Records from a collection
....................

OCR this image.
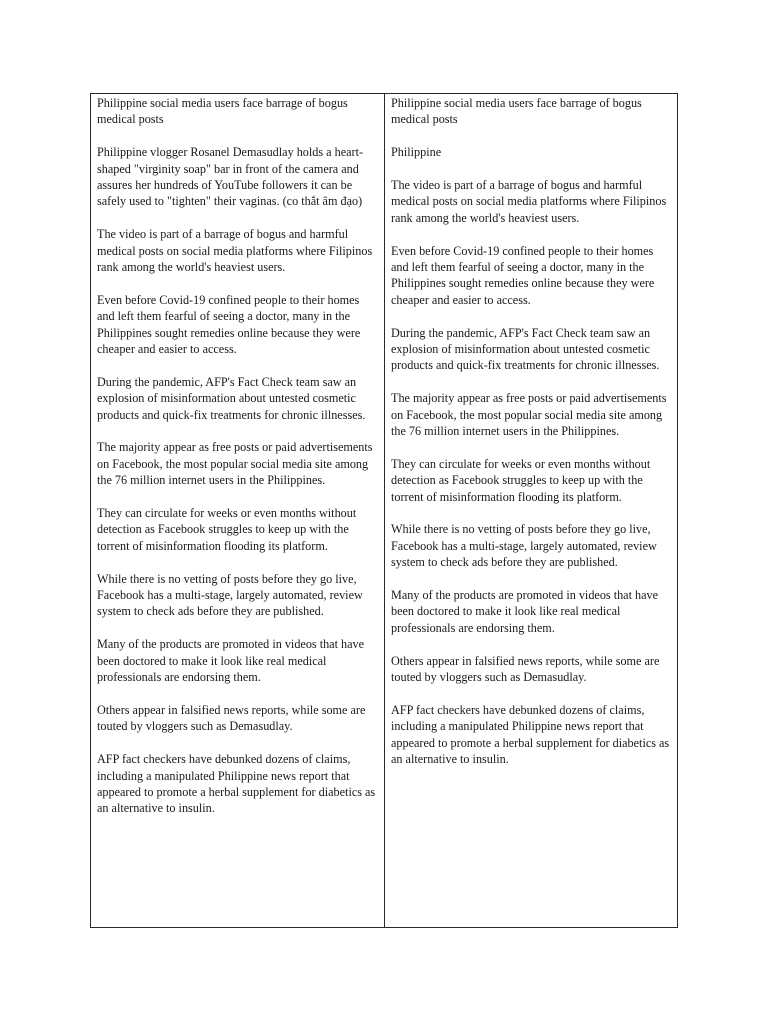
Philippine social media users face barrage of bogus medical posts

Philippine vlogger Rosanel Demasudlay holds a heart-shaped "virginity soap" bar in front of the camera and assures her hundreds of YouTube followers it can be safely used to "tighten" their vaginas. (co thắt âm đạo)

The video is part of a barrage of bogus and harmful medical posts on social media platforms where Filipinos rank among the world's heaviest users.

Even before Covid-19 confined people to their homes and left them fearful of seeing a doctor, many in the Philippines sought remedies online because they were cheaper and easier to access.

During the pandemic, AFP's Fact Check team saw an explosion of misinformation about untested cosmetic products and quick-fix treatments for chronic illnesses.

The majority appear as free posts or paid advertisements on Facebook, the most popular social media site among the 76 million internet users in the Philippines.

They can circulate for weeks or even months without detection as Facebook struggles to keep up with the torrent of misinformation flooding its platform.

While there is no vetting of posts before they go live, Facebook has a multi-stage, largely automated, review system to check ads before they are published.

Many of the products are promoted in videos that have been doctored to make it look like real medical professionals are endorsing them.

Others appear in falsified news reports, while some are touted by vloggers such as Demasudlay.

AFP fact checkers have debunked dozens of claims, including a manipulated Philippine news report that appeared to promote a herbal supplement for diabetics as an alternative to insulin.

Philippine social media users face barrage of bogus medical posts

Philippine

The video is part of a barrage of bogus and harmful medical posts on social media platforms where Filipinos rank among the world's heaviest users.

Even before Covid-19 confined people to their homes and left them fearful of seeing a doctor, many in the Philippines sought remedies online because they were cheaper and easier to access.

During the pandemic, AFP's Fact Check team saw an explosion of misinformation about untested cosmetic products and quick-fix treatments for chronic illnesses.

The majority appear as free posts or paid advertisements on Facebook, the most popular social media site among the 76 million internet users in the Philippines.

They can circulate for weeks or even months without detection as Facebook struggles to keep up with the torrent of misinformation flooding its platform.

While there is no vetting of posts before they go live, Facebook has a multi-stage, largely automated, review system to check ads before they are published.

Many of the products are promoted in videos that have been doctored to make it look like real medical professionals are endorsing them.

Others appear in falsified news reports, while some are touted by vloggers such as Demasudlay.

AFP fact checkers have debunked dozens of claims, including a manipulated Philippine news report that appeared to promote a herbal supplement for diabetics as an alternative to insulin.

....................

GIVEN INSTRUCTION: Write out the whole listing exactly, and drop the pictures.

FINAL ANSWER:
OCR this image.
Philippine social media users face barrage of bogus medical posts

Philippine vlogger Rosanel Demasudlay holds a heart-shaped "virginity soap" bar in front of the camera and assures her hundreds of YouTube followers it can be safely used to "tighten" their vaginas. (co thắt âm đạo)

The video is part of a barrage of bogus and harmful medical posts on social media platforms where Filipinos rank among the world's heaviest users.

Even before Covid-19 confined people to their homes and left them fearful of seeing a doctor, many in the Philippines sought remedies online because they were cheaper and easier to access.

During the pandemic, AFP's Fact Check team saw an explosion of misinformation about untested cosmetic products and quick-fix treatments for chronic illnesses.

The majority appear as free posts or paid advertisements on Facebook, the most popular social media site among the 76 million internet users in the Philippines.

They can circulate for weeks or even months without detection as Facebook struggles to keep up with the torrent of misinformation flooding its platform.

While there is no vetting of posts before they go live, Facebook has a multi-stage, largely automated, review system to check ads before they are published.

Many of the products are promoted in videos that have been doctored to make it look like real medical professionals are endorsing them.

Others appear in falsified news reports, while some are touted by vloggers such as Demasudlay.

AFP fact checkers have debunked dozens of claims, including a manipulated Philippine news report that appeared to promote a herbal supplement for diabetics as an alternative to insulin.

Philippine social media users face barrage of bogus medical posts

Philippine

The video is part of a barrage of bogus and harmful medical posts on social media platforms where Filipinos rank among the world's heaviest users.

Even before Covid-19 confined people to their homes and left them fearful of seeing a doctor, many in the Philippines sought remedies online because they were cheaper and easier to access.

During the pandemic, AFP's Fact Check team saw an explosion of misinformation about untested cosmetic products and quick-fix treatments for chronic illnesses.

The majority appear as free posts or paid advertisements on Facebook, the most popular social media site among the 76 million internet users in the Philippines.

They can circulate for weeks or even months without detection as Facebook struggles to keep up with the torrent of misinformation flooding its platform.

While there is no vetting of posts before they go live, Facebook has a multi-stage, largely automated, review system to check ads before they are published.

Many of the products are promoted in videos that have been doctored to make it look like real medical professionals are endorsing them.

Others appear in falsified news reports, while some are touted by vloggers such as Demasudlay.

AFP fact checkers have debunked dozens of claims, including a manipulated Philippine news report that appeared to promote a herbal supplement for diabetics as an alternative to insulin.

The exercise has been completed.